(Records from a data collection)

■ ■ ■ ■ ■

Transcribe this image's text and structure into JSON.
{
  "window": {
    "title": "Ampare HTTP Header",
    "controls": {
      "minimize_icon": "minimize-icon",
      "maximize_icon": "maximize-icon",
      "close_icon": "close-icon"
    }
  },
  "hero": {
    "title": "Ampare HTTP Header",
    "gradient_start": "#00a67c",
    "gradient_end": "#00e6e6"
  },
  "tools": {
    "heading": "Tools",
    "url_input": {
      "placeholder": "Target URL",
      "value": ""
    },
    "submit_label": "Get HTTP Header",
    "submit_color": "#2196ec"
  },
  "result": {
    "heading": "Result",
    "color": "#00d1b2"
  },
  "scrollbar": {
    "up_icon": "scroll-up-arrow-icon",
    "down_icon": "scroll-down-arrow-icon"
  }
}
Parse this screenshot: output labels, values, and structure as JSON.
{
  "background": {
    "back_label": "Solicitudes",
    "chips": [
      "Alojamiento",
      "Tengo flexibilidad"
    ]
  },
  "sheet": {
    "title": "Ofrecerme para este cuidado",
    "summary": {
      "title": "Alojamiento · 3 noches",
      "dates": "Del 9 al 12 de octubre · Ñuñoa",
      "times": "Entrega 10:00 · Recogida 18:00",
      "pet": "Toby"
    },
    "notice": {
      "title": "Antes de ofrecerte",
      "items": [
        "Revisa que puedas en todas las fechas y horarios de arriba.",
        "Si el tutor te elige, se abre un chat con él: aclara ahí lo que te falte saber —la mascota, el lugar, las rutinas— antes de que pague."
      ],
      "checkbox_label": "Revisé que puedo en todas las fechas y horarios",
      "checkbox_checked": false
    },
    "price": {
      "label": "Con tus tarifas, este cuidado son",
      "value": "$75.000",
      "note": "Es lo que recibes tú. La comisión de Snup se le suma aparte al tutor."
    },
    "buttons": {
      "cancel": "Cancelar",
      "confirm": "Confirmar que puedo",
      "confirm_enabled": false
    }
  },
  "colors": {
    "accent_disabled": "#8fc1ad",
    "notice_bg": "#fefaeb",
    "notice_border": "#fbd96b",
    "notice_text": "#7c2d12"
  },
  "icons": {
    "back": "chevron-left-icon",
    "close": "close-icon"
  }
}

■ ■ ■ ■ ■

EXERCISE: Identify and copy the lines holding the word "Alojamiento".

TASK OUTPUT:
      "Alojamiento",
      "title": "Alojamiento · 3 noches",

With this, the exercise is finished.